▶ [WHAT IS BEING ASKED]
From the entries below, list each line with "بأسم".

[Saved data entries]
######

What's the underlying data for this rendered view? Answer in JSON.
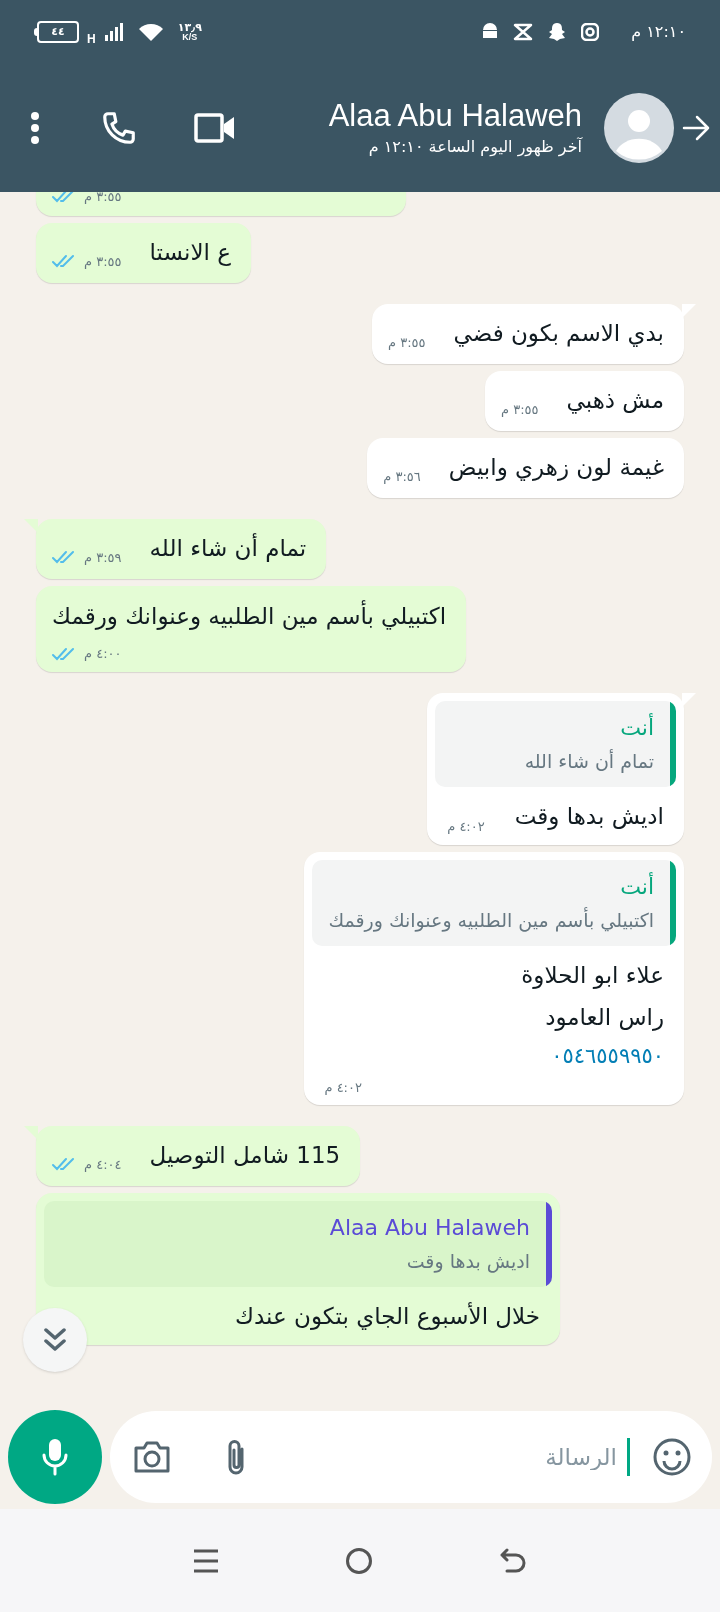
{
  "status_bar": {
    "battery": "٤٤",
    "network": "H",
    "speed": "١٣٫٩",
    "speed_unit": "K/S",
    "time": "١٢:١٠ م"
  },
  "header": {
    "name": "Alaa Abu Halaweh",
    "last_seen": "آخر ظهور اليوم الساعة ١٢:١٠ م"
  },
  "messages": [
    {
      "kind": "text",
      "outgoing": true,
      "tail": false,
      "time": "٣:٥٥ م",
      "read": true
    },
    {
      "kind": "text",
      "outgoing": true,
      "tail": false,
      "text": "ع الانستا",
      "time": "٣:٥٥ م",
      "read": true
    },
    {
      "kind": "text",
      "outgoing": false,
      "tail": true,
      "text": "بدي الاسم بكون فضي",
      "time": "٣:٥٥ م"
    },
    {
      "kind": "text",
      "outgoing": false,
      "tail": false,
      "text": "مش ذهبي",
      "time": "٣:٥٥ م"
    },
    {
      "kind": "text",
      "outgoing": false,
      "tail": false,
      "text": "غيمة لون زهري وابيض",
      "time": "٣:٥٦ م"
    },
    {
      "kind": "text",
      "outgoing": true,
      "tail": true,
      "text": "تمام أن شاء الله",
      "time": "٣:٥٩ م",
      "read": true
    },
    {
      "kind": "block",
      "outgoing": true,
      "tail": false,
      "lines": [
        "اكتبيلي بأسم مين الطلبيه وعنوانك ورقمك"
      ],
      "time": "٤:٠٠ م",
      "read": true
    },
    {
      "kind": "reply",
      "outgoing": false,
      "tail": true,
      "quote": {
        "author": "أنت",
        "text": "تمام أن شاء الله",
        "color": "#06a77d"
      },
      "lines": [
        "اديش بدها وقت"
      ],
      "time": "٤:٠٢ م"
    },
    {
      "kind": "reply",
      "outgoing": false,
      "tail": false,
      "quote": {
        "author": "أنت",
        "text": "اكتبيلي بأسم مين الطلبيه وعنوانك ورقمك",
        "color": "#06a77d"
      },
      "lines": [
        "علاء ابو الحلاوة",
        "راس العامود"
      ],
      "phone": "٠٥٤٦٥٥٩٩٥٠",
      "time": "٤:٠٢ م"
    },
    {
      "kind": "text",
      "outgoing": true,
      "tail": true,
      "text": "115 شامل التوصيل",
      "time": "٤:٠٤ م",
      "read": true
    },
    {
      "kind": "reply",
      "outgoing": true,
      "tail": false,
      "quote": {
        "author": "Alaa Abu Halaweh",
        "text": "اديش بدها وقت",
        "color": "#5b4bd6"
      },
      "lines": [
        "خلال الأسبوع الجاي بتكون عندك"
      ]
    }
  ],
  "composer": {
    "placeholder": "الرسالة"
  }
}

######

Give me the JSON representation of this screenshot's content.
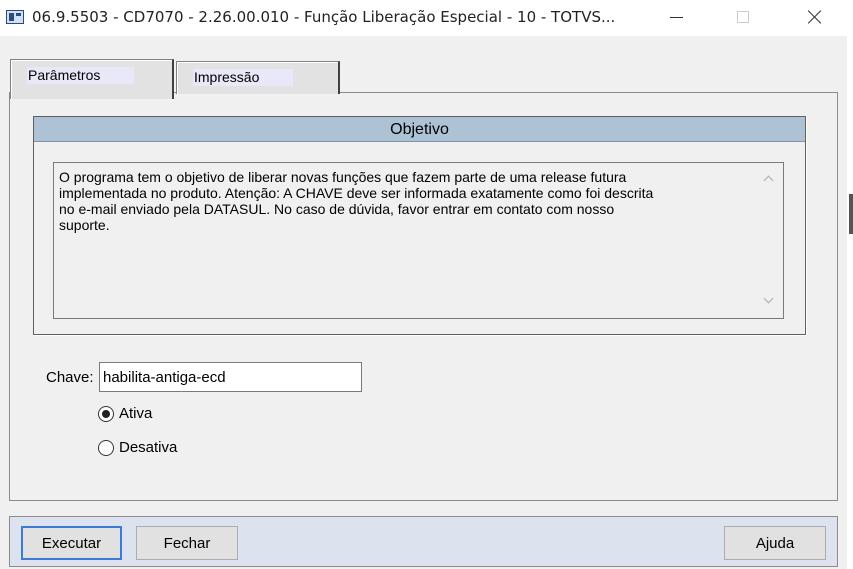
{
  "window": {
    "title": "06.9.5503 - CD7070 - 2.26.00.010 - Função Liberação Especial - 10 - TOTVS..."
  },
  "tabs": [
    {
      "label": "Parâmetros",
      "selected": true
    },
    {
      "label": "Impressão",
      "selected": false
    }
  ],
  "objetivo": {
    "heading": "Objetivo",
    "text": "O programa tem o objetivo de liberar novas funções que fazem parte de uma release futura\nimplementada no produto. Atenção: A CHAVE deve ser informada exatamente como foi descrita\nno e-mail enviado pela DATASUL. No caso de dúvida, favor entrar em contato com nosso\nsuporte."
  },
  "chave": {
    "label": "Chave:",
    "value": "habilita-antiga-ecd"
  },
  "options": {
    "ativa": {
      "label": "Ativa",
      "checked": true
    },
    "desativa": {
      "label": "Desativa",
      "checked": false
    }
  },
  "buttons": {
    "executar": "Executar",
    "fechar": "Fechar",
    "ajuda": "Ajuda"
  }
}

######

▶ [ANSWER TO THE PROBLEM]
        "اكتبيلي بأسم مين الطلبيه وعنوانك ورقمك"
        "text": "اكتبيلي بأسم مين الطلبيه وعنوانك ورقمك",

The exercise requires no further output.